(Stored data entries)
:::

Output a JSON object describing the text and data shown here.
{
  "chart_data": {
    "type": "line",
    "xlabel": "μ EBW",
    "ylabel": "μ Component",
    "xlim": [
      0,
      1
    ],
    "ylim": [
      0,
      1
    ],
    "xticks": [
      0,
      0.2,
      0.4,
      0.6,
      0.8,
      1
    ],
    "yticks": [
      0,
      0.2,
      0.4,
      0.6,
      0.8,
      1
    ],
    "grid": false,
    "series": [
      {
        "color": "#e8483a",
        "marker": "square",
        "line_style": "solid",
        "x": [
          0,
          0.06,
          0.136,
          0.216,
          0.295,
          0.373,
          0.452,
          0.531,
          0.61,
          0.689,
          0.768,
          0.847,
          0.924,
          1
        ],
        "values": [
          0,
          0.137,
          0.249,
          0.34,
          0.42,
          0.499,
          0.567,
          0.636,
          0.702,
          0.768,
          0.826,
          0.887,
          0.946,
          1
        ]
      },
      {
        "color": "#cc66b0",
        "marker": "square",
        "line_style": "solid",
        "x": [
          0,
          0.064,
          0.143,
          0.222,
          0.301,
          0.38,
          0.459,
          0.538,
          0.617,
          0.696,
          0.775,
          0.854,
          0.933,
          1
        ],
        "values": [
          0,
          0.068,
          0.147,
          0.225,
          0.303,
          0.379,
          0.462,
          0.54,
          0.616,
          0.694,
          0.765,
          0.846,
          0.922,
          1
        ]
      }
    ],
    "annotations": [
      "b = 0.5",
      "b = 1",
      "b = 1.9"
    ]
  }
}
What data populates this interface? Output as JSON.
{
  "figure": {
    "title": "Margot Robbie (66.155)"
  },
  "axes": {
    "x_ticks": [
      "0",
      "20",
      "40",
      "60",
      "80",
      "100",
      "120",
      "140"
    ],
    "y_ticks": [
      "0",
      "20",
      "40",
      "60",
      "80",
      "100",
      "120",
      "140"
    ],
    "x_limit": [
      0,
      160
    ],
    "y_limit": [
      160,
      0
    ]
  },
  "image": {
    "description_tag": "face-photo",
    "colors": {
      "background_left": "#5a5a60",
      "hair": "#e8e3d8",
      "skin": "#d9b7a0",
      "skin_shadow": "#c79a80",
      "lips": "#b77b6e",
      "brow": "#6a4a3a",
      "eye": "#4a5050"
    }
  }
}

:::

**Given instruction:**
Output an exact copy of each record.

**Reply to the task:**
Output a JSON object describing the text and data shown here.
{
  "chart_data": {
    "type": "line",
    "xlabel": "μ EBW",
    "ylabel": "μ Component",
    "xlim": [
      0,
      1
    ],
    "ylim": [
      0,
      1
    ],
    "xticks": [
      0,
      0.2,
      0.4,
      0.6,
      0.8,
      1
    ],
    "yticks": [
      0,
      0.2,
      0.4,
      0.6,
      0.8,
      1
    ],
    "grid": false,
    "series": [
      {
        "color": "#e8483a",
        "marker": "square",
        "line_style": "solid",
        "x": [
          0,
          0.06,
          0.136,
          0.216,
          0.295,
          0.373,
          0.452,
          0.531,
          0.61,
          0.689,
          0.768,
          0.847,
          0.924,
          1
        ],
        "values": [
          0,
          0.137,
          0.249,
          0.34,
          0.42,
          0.499,
          0.567,
          0.636,
          0.702,
          0.768,
          0.826,
          0.887,
          0.946,
          1
        ]
      },
      {
        "color": "#cc66b0",
        "marker": "square",
        "line_style": "solid",
        "x": [
          0,
          0.064,
          0.143,
          0.222,
          0.301,
          0.38,
          0.459,
          0.538,
          0.617,
          0.696,
          0.775,
          0.854,
          0.933,
          1
        ],
        "values": [
          0,
          0.068,
          0.147,
          0.225,
          0.303,
          0.379,
          0.462,
          0.54,
          0.616,
          0.694,
          0.765,
          0.846,
          0.922,
          1
        ]
      }
    ],
    "annotations": [
      "b = 0.5",
      "b = 1",
      "b = 1.9"
    ]
  }
}
What data populates this interface? Output as JSON.
{
  "figure": {
    "title": "Margot Robbie (66.155)"
  },
  "axes": {
    "x_ticks": [
      "0",
      "20",
      "40",
      "60",
      "80",
      "100",
      "120",
      "140"
    ],
    "y_ticks": [
      "0",
      "20",
      "40",
      "60",
      "80",
      "100",
      "120",
      "140"
    ],
    "x_limit": [
      0,
      160
    ],
    "y_limit": [
      160,
      0
    ]
  },
  "image": {
    "description_tag": "face-photo",
    "colors": {
      "background_left": "#5a5a60",
      "hair": "#e8e3d8",
      "skin": "#d9b7a0",
      "skin_shadow": "#c79a80",
      "lips": "#b77b6e",
      "brow": "#6a4a3a",
      "eye": "#4a5050"
    }
  }
}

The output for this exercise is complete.